> _To be done_: Which lines include the word "Wealth"? Copy each of them.

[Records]
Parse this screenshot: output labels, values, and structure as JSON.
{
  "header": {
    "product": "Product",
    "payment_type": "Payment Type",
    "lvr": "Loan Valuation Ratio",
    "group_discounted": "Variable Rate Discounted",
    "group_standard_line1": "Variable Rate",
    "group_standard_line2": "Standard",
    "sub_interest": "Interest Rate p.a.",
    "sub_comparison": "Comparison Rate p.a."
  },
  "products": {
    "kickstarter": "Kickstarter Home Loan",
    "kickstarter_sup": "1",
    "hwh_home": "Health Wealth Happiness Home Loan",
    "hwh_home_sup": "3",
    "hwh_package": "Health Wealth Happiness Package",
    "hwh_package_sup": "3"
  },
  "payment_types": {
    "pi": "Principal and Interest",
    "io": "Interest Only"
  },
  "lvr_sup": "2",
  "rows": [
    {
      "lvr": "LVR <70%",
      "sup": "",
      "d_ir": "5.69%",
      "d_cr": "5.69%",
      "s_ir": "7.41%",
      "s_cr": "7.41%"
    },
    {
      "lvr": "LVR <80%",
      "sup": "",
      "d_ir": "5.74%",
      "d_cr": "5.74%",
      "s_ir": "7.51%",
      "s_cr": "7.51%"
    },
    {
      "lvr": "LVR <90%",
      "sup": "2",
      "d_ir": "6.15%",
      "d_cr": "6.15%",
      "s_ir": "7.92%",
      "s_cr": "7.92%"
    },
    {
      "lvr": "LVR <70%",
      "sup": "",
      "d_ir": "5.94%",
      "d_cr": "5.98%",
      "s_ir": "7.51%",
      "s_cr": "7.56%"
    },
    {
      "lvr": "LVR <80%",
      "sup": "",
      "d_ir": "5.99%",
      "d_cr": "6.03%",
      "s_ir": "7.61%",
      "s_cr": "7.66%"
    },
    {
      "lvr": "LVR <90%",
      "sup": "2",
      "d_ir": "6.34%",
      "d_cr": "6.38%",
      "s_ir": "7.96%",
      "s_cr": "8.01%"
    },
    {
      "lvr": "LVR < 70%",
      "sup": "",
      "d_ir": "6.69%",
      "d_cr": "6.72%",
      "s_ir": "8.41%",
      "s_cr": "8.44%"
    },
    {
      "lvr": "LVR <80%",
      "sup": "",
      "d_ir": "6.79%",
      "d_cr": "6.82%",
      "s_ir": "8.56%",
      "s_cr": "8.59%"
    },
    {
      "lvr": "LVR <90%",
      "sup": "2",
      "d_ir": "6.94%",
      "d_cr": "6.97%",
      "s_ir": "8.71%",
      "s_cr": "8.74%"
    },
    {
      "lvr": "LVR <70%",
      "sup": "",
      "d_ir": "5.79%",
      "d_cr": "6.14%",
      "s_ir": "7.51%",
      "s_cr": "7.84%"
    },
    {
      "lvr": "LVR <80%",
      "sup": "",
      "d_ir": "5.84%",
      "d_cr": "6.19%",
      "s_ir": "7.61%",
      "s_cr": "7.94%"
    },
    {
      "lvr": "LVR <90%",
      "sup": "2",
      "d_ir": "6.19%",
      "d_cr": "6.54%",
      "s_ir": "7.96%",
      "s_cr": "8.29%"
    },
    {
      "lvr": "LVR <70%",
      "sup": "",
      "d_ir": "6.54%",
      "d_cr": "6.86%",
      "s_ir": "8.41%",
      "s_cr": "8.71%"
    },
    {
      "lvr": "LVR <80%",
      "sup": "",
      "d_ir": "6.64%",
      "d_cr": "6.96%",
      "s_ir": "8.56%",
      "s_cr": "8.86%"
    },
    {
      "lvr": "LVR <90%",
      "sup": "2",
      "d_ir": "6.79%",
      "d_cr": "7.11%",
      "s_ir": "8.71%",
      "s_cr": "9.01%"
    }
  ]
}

> _Response below_:
    "hwh_home": "Health Wealth Happiness Home Loan",
    "hwh_package": "Health Wealth Happiness Package",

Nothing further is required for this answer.